##### Records for processing
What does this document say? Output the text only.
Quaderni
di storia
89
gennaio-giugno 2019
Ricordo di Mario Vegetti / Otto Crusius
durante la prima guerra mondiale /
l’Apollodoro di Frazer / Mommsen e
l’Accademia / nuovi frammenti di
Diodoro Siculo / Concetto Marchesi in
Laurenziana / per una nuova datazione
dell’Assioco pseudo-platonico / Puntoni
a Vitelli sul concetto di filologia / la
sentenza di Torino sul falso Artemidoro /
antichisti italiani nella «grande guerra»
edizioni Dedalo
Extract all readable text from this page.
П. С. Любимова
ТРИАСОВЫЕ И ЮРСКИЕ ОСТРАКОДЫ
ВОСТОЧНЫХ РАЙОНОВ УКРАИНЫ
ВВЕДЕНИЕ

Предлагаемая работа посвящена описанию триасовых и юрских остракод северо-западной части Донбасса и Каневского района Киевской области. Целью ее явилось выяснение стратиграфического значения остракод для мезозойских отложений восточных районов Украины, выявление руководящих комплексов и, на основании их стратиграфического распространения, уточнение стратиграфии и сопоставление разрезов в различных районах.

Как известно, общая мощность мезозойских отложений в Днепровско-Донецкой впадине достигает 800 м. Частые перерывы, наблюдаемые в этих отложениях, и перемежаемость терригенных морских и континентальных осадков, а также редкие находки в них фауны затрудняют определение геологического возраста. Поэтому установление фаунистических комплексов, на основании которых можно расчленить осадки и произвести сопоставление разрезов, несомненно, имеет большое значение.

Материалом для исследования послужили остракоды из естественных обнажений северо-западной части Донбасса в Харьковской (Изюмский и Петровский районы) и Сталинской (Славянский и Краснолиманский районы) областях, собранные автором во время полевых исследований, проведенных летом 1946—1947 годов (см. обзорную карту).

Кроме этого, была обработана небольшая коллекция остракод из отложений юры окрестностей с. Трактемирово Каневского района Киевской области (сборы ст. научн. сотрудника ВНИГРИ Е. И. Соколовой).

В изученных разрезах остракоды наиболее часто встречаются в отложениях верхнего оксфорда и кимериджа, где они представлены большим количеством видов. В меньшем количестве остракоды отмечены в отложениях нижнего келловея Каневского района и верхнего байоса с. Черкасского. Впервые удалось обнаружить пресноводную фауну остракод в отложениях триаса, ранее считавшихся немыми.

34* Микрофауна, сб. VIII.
##########
Your task is to output the full set of records exactly as presented.

What does this document say? Output the text only.
Quaderni
di storia
89
gennaio-giugno 2019
Ricordo di Mario Vegetti / Otto Crusius
durante la prima guerra mondiale /
l’Apollodoro di Frazer / Mommsen e
l’Accademia / nuovi frammenti di
Diodoro Siculo / Concetto Marchesi in
Laurenziana / per una nuova datazione
dell’Assioco pseudo-platonico / Puntoni
a Vitelli sul concetto di filologia / la
sentenza di Torino sul falso Artemidoro /
antichisti italiani nella «grande guerra»
edizioni Dedalo
Extract all readable text from this page.
П. С. Любимова
ТРИАСОВЫЕ И ЮРСКИЕ ОСТРАКОДЫ
ВОСТОЧНЫХ РАЙОНОВ УКРАИНЫ
ВВЕДЕНИЕ

Предлагаемая работа посвящена описанию триасовых и юрских остракод северо-западной части Донбасса и Каневского района Киевской области. Целью ее явилось выяснение стратиграфического значения остракод для мезозойских отложений восточных районов Украины, выявление руководящих комплексов и, на основании их стратиграфического распространения, уточнение стратиграфии и сопоставление разрезов в различных районах.

Как известно, общая мощность мезозойских отложений в Днепровско-Донецкой впадине достигает 800 м. Частые перерывы, наблюдаемые в этих отложениях, и перемежаемость терригенных морских и континентальных осадков, а также редкие находки в них фауны затрудняют определение геологического возраста. Поэтому установление фаунистических комплексов, на основании которых можно расчленить осадки и произвести сопоставление разрезов, несомненно, имеет большое значение.

Материалом для исследования послужили остракоды из естественных обнажений северо-западной части Донбасса в Харьковской (Изюмский и Петровский районы) и Сталинской (Славянский и Краснолиманский районы) областях, собранные автором во время полевых исследований, проведенных летом 1946—1947 годов (см. обзорную карту).

Кроме этого, была обработана небольшая коллекция остракод из отложений юры окрестностей с. Трактемирово Каневского района Киевской области (сборы ст. научн. сотрудника ВНИГРИ Е. И. Соколовой).

В изученных разрезах остракоды наиболее часто встречаются в отложениях верхнего оксфорда и кимериджа, где они представлены большим количеством видов. В меньшем количестве остракоды отмечены в отложениях нижнего келловея Каневского района и верхнего байоса с. Черкасского. Впервые удалось обнаружить пресноводную фауну остракод в отложениях триаса, ранее считавшихся немыми.

34* Микрофауна, сб. VIII.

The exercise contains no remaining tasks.